**Directive**: Count every line that holds the string "Sepal", and report the number alone.

**Stored rows**:
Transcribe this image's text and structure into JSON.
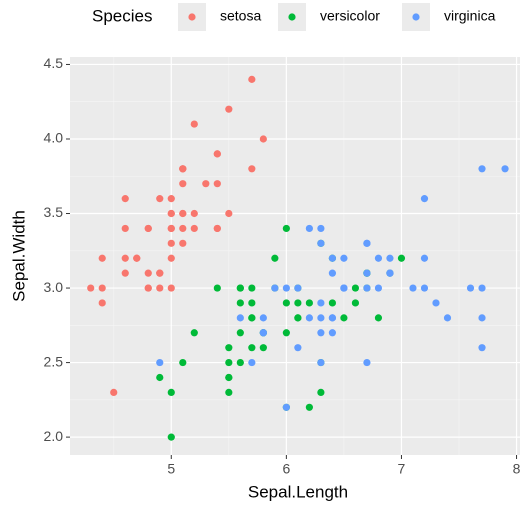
{
  "chart_data": {
    "type": "scatter",
    "x_label": "Sepal.Length",
    "y_label": "Sepal.Width",
    "legend_title": "Species",
    "legend_position": "top",
    "grid": true,
    "xlim": [
      4.12,
      8.03
    ],
    "xticks": [
      5,
      6,
      7,
      8
    ],
    "ylim": [
      1.88,
      4.55
    ],
    "yticks": [
      {
        "value": 2,
        "label": "2.0"
      },
      2.5,
      {
        "value": 3,
        "label": "3.0"
      },
      3.5,
      {
        "value": 4,
        "label": "4.0"
      },
      4.5
    ],
    "series": [
      {
        "name": "setosa",
        "color": "#F8766D",
        "x": [
          5.1,
          4.9,
          4.7,
          4.6,
          5.0,
          5.4,
          4.6,
          5.0,
          4.4,
          4.9,
          5.4,
          4.8,
          4.8,
          4.3,
          5.8,
          5.7,
          5.4,
          5.1,
          5.7,
          5.1,
          5.4,
          5.1,
          4.6,
          5.1,
          4.8,
          5.0,
          5.0,
          5.2,
          5.2,
          4.7,
          4.8,
          5.4,
          5.2,
          5.5,
          4.9,
          5.0,
          5.5,
          4.9,
          4.4,
          5.1,
          5.0,
          4.5,
          4.4,
          5.0,
          5.1,
          4.8,
          5.1,
          4.6,
          5.3,
          5.0
        ],
        "values": [
          3.5,
          3.0,
          3.2,
          3.1,
          3.6,
          3.9,
          3.4,
          3.4,
          2.9,
          3.1,
          3.7,
          3.4,
          3.0,
          3.0,
          4.0,
          4.4,
          3.9,
          3.5,
          3.8,
          3.8,
          3.4,
          3.7,
          3.6,
          3.3,
          3.4,
          3.0,
          3.4,
          3.5,
          3.4,
          3.2,
          3.1,
          3.4,
          4.1,
          4.2,
          3.1,
          3.2,
          3.5,
          3.6,
          3.0,
          3.4,
          3.5,
          2.3,
          3.2,
          3.5,
          3.8,
          3.0,
          3.8,
          3.2,
          3.7,
          3.3
        ]
      },
      {
        "name": "versicolor",
        "color": "#00BA38",
        "x": [
          7.0,
          6.4,
          6.9,
          5.5,
          6.5,
          5.7,
          6.3,
          4.9,
          6.6,
          5.2,
          5.0,
          5.9,
          6.0,
          6.1,
          5.6,
          6.7,
          5.6,
          5.8,
          6.2,
          5.6,
          5.9,
          6.1,
          6.3,
          6.1,
          6.4,
          6.6,
          6.8,
          6.7,
          6.0,
          5.7,
          5.5,
          5.5,
          5.8,
          6.0,
          5.4,
          6.0,
          6.7,
          6.3,
          5.6,
          5.5,
          5.5,
          6.1,
          5.8,
          5.0,
          5.6,
          5.7,
          5.7,
          6.2,
          5.1,
          5.7
        ],
        "values": [
          3.2,
          3.2,
          3.1,
          2.3,
          2.8,
          2.8,
          3.3,
          2.4,
          2.9,
          2.7,
          2.0,
          3.0,
          2.2,
          2.9,
          2.9,
          3.1,
          3.0,
          2.7,
          2.2,
          2.5,
          3.2,
          2.8,
          2.5,
          2.8,
          2.9,
          3.0,
          2.8,
          3.0,
          2.9,
          2.6,
          2.4,
          2.4,
          2.7,
          2.7,
          3.0,
          3.4,
          3.1,
          2.3,
          3.0,
          2.5,
          2.6,
          3.0,
          2.6,
          2.3,
          2.7,
          3.0,
          2.9,
          2.9,
          2.5,
          2.8
        ]
      },
      {
        "name": "virginica",
        "color": "#619CFF",
        "x": [
          6.3,
          5.8,
          7.1,
          6.3,
          6.5,
          7.6,
          4.9,
          7.3,
          6.7,
          7.2,
          6.5,
          6.4,
          6.8,
          5.7,
          5.8,
          6.4,
          6.5,
          7.7,
          7.7,
          6.0,
          6.9,
          5.6,
          7.7,
          6.3,
          6.7,
          7.2,
          6.2,
          6.1,
          6.4,
          7.2,
          7.4,
          7.9,
          6.4,
          6.3,
          6.1,
          7.7,
          6.3,
          6.4,
          6.0,
          6.9,
          6.7,
          6.9,
          5.8,
          6.8,
          6.7,
          6.7,
          6.3,
          6.5,
          6.2,
          5.9
        ],
        "values": [
          3.3,
          2.7,
          3.0,
          2.9,
          3.0,
          3.0,
          2.5,
          2.9,
          2.5,
          3.6,
          3.2,
          2.7,
          3.0,
          2.5,
          2.8,
          3.2,
          3.0,
          3.8,
          2.6,
          2.2,
          3.2,
          2.8,
          2.8,
          2.7,
          3.3,
          3.2,
          2.8,
          3.0,
          2.8,
          3.0,
          2.8,
          3.8,
          2.8,
          2.8,
          2.6,
          3.0,
          3.4,
          3.1,
          3.0,
          3.1,
          3.1,
          3.1,
          2.7,
          3.2,
          3.3,
          3.0,
          2.5,
          3.0,
          3.4,
          3.0
        ]
      }
    ]
  }
}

**Exercise solution**: 2